#### Exercise aim:
Retype the material below. Keep every word exactly as it is.

#### Available data:
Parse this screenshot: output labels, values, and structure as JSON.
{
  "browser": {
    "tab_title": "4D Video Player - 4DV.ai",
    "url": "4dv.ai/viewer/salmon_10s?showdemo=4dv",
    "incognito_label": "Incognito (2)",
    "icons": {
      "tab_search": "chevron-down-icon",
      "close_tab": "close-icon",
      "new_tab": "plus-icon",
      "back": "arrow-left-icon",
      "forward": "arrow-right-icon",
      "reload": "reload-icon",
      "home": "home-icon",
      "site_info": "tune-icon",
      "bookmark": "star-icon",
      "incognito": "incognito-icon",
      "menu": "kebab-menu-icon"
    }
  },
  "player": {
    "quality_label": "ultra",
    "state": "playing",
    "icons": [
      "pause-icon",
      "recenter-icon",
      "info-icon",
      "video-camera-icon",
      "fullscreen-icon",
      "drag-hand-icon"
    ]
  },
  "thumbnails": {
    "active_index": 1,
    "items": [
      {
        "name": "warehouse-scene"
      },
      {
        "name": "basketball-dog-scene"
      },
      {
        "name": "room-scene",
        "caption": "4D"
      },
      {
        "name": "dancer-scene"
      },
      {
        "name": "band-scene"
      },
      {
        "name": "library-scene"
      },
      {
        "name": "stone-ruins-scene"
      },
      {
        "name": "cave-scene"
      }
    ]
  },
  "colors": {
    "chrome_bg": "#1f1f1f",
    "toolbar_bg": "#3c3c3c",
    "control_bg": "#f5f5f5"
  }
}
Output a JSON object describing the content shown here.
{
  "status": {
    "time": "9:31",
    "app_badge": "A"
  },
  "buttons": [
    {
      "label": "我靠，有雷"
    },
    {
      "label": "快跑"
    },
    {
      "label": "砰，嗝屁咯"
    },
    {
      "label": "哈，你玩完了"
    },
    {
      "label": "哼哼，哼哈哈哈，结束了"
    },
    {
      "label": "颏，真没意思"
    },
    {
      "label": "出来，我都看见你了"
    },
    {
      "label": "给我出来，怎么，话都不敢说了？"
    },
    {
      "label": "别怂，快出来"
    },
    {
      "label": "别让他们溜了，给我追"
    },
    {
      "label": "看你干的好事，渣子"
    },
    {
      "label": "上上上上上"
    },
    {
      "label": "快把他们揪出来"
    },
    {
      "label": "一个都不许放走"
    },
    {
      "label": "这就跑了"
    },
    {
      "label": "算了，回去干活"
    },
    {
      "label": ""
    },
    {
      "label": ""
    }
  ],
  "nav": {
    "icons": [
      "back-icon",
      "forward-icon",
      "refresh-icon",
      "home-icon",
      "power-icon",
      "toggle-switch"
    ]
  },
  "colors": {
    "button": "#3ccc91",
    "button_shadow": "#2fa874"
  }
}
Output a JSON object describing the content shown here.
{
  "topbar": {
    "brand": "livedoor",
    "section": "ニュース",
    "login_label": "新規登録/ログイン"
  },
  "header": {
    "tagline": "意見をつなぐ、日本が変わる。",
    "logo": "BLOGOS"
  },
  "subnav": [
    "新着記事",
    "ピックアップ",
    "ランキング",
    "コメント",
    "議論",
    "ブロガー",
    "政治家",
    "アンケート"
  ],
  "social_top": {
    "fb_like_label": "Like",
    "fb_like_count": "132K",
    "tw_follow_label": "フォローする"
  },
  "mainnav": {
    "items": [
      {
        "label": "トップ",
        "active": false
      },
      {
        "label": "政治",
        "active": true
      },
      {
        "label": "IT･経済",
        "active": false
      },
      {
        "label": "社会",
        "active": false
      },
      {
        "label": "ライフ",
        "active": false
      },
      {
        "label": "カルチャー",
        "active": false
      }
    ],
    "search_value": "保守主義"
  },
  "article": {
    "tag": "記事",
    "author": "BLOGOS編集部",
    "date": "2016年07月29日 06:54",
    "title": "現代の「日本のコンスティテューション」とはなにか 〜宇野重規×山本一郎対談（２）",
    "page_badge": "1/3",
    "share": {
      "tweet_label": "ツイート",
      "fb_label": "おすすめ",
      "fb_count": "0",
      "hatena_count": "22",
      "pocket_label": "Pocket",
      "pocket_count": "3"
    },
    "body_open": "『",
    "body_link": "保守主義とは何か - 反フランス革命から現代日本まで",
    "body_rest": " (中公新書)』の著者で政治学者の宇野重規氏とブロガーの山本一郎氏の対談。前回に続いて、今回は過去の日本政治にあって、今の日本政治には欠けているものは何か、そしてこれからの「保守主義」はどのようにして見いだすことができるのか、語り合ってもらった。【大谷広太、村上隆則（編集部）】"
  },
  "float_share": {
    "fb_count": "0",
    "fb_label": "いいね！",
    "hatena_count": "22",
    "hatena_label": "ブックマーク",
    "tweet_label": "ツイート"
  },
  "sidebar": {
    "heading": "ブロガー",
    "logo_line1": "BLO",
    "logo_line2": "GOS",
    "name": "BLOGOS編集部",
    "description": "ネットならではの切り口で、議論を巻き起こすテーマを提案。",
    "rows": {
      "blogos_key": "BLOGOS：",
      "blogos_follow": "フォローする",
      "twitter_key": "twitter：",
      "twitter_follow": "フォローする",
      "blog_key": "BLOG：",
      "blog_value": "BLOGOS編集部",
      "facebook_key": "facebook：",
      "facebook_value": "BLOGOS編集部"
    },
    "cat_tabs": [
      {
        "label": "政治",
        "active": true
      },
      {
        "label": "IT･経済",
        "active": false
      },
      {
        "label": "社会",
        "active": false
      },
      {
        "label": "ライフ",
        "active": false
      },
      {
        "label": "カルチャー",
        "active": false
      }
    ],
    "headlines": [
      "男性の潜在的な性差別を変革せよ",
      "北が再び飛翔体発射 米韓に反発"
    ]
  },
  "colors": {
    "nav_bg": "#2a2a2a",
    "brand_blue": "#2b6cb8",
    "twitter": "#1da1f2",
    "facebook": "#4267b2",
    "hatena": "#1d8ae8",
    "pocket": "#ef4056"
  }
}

#### Correct result:
Parse this screenshot: output labels, values, and structure as JSON.
{
  "browser": {
    "tab_title": "4D Video Player - 4DV.ai",
    "url": "4dv.ai/viewer/salmon_10s?showdemo=4dv",
    "incognito_label": "Incognito (2)",
    "icons": {
      "tab_search": "chevron-down-icon",
      "close_tab": "close-icon",
      "new_tab": "plus-icon",
      "back": "arrow-left-icon",
      "forward": "arrow-right-icon",
      "reload": "reload-icon",
      "home": "home-icon",
      "site_info": "tune-icon",
      "bookmark": "star-icon",
      "incognito": "incognito-icon",
      "menu": "kebab-menu-icon"
    }
  },
  "player": {
    "quality_label": "ultra",
    "state": "playing",
    "icons": [
      "pause-icon",
      "recenter-icon",
      "info-icon",
      "video-camera-icon",
      "fullscreen-icon",
      "drag-hand-icon"
    ]
  },
  "thumbnails": {
    "active_index": 1,
    "items": [
      {
        "name": "warehouse-scene"
      },
      {
        "name": "basketball-dog-scene"
      },
      {
        "name": "room-scene",
        "caption": "4D"
      },
      {
        "name": "dancer-scene"
      },
      {
        "name": "band-scene"
      },
      {
        "name": "library-scene"
      },
      {
        "name": "stone-ruins-scene"
      },
      {
        "name": "cave-scene"
      }
    ]
  },
  "colors": {
    "chrome_bg": "#1f1f1f",
    "toolbar_bg": "#3c3c3c",
    "control_bg": "#f5f5f5"
  }
}
Output a JSON object describing the content shown here.
{
  "status": {
    "time": "9:31",
    "app_badge": "A"
  },
  "buttons": [
    {
      "label": "我靠，有雷"
    },
    {
      "label": "快跑"
    },
    {
      "label": "砰，嗝屁咯"
    },
    {
      "label": "哈，你玩完了"
    },
    {
      "label": "哼哼，哼哈哈哈，结束了"
    },
    {
      "label": "颏，真没意思"
    },
    {
      "label": "出来，我都看见你了"
    },
    {
      "label": "给我出来，怎么，话都不敢说了？"
    },
    {
      "label": "别怂，快出来"
    },
    {
      "label": "别让他们溜了，给我追"
    },
    {
      "label": "看你干的好事，渣子"
    },
    {
      "label": "上上上上上"
    },
    {
      "label": "快把他们揪出来"
    },
    {
      "label": "一个都不许放走"
    },
    {
      "label": "这就跑了"
    },
    {
      "label": "算了，回去干活"
    },
    {
      "label": ""
    },
    {
      "label": ""
    }
  ],
  "nav": {
    "icons": [
      "back-icon",
      "forward-icon",
      "refresh-icon",
      "home-icon",
      "power-icon",
      "toggle-switch"
    ]
  },
  "colors": {
    "button": "#3ccc91",
    "button_shadow": "#2fa874"
  }
}
Output a JSON object describing the content shown here.
{
  "topbar": {
    "brand": "livedoor",
    "section": "ニュース",
    "login_label": "新規登録/ログイン"
  },
  "header": {
    "tagline": "意見をつなぐ、日本が変わる。",
    "logo": "BLOGOS"
  },
  "subnav": [
    "新着記事",
    "ピックアップ",
    "ランキング",
    "コメント",
    "議論",
    "ブロガー",
    "政治家",
    "アンケート"
  ],
  "social_top": {
    "fb_like_label": "Like",
    "fb_like_count": "132K",
    "tw_follow_label": "フォローする"
  },
  "mainnav": {
    "items": [
      {
        "label": "トップ",
        "active": false
      },
      {
        "label": "政治",
        "active": true
      },
      {
        "label": "IT･経済",
        "active": false
      },
      {
        "label": "社会",
        "active": false
      },
      {
        "label": "ライフ",
        "active": false
      },
      {
        "label": "カルチャー",
        "active": false
      }
    ],
    "search_value": "保守主義"
  },
  "article": {
    "tag": "記事",
    "author": "BLOGOS編集部",
    "date": "2016年07月29日 06:54",
    "title": "現代の「日本のコンスティテューション」とはなにか 〜宇野重規×山本一郎対談（２）",
    "page_badge": "1/3",
    "share": {
      "tweet_label": "ツイート",
      "fb_label": "おすすめ",
      "fb_count": "0",
      "hatena_count": "22",
      "pocket_label": "Pocket",
      "pocket_count": "3"
    },
    "body_open": "『",
    "body_link": "保守主義とは何か - 反フランス革命から現代日本まで",
    "body_rest": " (中公新書)』の著者で政治学者の宇野重規氏とブロガーの山本一郎氏の対談。前回に続いて、今回は過去の日本政治にあって、今の日本政治には欠けているものは何か、そしてこれからの「保守主義」はどのようにして見いだすことができるのか、語り合ってもらった。【大谷広太、村上隆則（編集部）】"
  },
  "float_share": {
    "fb_count": "0",
    "fb_label": "いいね！",
    "hatena_count": "22",
    "hatena_label": "ブックマーク",
    "tweet_label": "ツイート"
  },
  "sidebar": {
    "heading": "ブロガー",
    "logo_line1": "BLO",
    "logo_line2": "GOS",
    "name": "BLOGOS編集部",
    "description": "ネットならではの切り口で、議論を巻き起こすテーマを提案。",
    "rows": {
      "blogos_key": "BLOGOS：",
      "blogos_follow": "フォローする",
      "twitter_key": "twitter：",
      "twitter_follow": "フォローする",
      "blog_key": "BLOG：",
      "blog_value": "BLOGOS編集部",
      "facebook_key": "facebook：",
      "facebook_value": "BLOGOS編集部"
    },
    "cat_tabs": [
      {
        "label": "政治",
        "active": true
      },
      {
        "label": "IT･経済",
        "active": false
      },
      {
        "label": "社会",
        "active": false
      },
      {
        "label": "ライフ",
        "active": false
      },
      {
        "label": "カルチャー",
        "active": false
      }
    ],
    "headlines": [
      "男性の潜在的な性差別を変革せよ",
      "北が再び飛翔体発射 米韓に反発"
    ]
  },
  "colors": {
    "nav_bg": "#2a2a2a",
    "brand_blue": "#2b6cb8",
    "twitter": "#1da1f2",
    "facebook": "#4267b2",
    "hatena": "#1d8ae8",
    "pocket": "#ef4056"
  }
}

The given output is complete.